* [DOCUMENT]:
◆ ◆ ◆

A few years ago, the Left pulled several muscles exerting itself with the strange theory that the Public Broadcasting Service was lurching dangerously to the right. When Corporation for Public Broadcasting chairman Kenneth Tomlinson had the audacity not only to speak internal profanities (“fairness” and “balance”), but to try and build on them, it became clear to them that he was out of control and needed to be stopped.
Tomlinson made several small but significant steps toward balance on our taxpayer-subsidized airwaves, nudging the creation of two right-leaning talk programs – “Tucker Carlson Unfiltered” and “The Journal Editorial Report” – and both suffered from the TV equivalent of crib death. Liberals really erupted when they learned Tomlinson secretly hired someone to assess the political balance of some PBS and NPR programs. This initiative was doomed, not only because the internal bureaucracy would never tolerate it, but because proving liberal bias at PBS is beyond easy. It’s like proving Rosie O’Donnell has a liberal bias: is it really necessary to conduct a study?
The Left maintains an iron grip on PBS with all the maturity and sophistication that a four-year-old hangs on to a Happy Meal toy. The motto of their public and private campaign against Tomlinson’s alleged transgressions should have been “Mine! Mine! All Mine!”
Tomlinson is long gone and Democrats now control Congress. But another step was necessary for the reemergence of classic PBS propaganda: the return of Bill Moyers. He was back to full-time fulminating duties on April 25 with a special titled “Buying the War.” The entire thesis of this 90-minute taxpayer-funded lecture? The national media were willing cogs in the neoconservative machine that took America to war. How is this for PBS balance: Moyers didn’t allow a single conservative, neo- or otherwise, to challenge this ludicrous idea. Oh, there were assorted clips of conservatives (yours truly included) speaking in the months after 9/11, but only to “prove” his case for a noxious “patriotism police” which would not allow dissent.

◆ ◆ ◆

Data entries
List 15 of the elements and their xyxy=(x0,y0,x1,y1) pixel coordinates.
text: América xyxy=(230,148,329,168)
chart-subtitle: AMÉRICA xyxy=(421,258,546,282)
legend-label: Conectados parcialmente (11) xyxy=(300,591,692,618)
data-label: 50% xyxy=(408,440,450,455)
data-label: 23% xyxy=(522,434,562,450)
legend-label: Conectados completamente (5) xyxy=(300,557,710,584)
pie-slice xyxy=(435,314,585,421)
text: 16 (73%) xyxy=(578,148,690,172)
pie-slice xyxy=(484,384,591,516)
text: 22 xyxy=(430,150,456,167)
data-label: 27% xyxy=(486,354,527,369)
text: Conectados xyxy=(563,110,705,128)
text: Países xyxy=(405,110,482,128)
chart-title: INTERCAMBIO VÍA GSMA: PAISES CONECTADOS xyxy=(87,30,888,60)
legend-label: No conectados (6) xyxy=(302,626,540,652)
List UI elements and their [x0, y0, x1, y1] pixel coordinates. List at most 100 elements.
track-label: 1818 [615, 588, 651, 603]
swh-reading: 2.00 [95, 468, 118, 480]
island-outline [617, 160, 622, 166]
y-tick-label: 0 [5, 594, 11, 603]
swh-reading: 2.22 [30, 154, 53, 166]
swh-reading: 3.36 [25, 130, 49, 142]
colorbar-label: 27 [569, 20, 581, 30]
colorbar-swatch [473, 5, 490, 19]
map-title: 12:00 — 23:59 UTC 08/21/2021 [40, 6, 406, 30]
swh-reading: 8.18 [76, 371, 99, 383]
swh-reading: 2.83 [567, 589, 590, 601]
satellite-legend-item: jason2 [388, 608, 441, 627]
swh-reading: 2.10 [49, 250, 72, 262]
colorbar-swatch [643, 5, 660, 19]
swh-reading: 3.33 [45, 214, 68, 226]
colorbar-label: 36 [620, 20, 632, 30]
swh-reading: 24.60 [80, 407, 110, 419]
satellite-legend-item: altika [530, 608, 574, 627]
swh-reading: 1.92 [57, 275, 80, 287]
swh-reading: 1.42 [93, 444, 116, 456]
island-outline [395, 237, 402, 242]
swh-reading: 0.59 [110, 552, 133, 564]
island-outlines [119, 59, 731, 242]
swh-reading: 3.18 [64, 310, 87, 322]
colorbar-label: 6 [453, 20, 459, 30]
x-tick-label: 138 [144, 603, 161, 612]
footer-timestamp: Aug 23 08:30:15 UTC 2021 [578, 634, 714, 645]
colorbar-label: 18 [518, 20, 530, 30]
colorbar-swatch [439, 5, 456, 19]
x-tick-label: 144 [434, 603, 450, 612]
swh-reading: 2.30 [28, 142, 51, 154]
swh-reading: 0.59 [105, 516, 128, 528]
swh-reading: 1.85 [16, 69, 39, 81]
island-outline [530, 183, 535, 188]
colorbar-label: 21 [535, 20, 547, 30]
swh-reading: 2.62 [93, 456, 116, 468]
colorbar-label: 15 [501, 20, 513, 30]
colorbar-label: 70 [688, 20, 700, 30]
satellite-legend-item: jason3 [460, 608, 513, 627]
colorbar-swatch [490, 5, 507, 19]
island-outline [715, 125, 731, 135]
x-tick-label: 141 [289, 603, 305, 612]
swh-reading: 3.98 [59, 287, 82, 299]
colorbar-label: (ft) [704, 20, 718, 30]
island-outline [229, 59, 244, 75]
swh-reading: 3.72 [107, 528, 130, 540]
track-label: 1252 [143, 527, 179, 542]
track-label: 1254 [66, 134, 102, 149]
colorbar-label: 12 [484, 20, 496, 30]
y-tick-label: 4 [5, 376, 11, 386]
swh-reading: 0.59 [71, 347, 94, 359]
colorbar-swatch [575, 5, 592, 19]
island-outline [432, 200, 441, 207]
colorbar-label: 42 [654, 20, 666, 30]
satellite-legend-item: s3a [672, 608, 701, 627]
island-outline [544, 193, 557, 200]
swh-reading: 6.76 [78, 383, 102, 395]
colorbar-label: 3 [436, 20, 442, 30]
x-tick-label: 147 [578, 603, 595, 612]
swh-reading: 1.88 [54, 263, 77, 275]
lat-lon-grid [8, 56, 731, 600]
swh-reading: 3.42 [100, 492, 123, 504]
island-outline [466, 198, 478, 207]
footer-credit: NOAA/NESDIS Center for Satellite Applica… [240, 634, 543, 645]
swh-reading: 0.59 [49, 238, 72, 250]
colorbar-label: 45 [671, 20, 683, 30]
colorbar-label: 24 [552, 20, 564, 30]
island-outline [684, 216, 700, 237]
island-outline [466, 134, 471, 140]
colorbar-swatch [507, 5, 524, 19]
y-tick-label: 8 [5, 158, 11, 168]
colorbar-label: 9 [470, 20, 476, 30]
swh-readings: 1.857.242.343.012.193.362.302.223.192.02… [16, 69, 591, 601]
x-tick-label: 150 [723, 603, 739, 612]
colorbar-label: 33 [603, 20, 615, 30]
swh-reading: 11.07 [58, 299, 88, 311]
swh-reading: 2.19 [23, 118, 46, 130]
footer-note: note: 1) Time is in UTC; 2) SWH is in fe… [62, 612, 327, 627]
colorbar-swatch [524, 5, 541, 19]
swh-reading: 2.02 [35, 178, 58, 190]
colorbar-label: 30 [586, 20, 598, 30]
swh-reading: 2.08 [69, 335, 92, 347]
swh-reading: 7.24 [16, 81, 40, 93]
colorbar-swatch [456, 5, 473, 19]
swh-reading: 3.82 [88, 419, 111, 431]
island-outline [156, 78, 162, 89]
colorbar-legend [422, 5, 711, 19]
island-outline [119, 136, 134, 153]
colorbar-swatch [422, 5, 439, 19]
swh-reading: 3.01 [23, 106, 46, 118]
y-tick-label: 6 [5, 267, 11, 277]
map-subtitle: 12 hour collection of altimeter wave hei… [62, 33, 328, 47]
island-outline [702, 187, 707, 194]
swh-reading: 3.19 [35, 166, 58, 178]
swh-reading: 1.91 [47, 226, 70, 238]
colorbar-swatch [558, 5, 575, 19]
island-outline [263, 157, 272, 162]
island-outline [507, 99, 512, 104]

◆ ◆ ◆

* [TASK REQUIREMENTS]: Write the next part of the opinion piece about PBS and Bill Moyers, picking up after its final sentence.

* [EXERCISE OUTPUT]:
He did invite far-left media critics like Eric Boehlert and Norman Solomon to echo his conspiracy theory that the major media were stuffed with sticky pro-Bush saps. But then, Moyers also added major media players, from disgraced CBS anchor Dan Rather to former CNN boss Walter Isaacson, to agree with him that they were all woefully lacking in anti-war fervor.
In the same week, defense expert Frank Gaffney was telling a far different story – in fact, the opposite story. Unlike Moyers, Gaffney had proof. Back in the Tomlinson era, CPB pursued the idea of a broad-based documentary series on how America would respond to the post-9/11 world. Gaffney’s documentary proposal on “Islam vs. Islamism,” focusing on moderate Muslims’ efforts to challenge Islamofascists, was given a green light as one installment in the 11-part series called “America At The Crossroads.”
But once Tomlinson was out, the permanent liberal bureaucracy kicked into gear. The series was shipped to PBS D.C. superstation WETA. They promptly expressed horror that anyone would allow Gaffney anywhere near a PBS production because of his “day job” with a conservative advocacy group. They wanted Gaffney fired as an executive producer. When that didn’t happen, they censored the film, refusing to air it.
This is a clear double standard. Take Moyers as Exhibit A. Even as he constantly produces PBS programming, he has an advocacy-group job as well, as president of the leftist Schumann Center for Media and Democracy, and no one inside PBS has ever cared.
There was one “neocon” film that did air in the series, titled “The Case for War,” which starred conservative theorist Richard Perle. The PBS ombudsman, Michael Getler – who, to be fair, has occasionally faulted shows for a liberal tilt – came unglued that Perle was allowed so much access to PBS viewers.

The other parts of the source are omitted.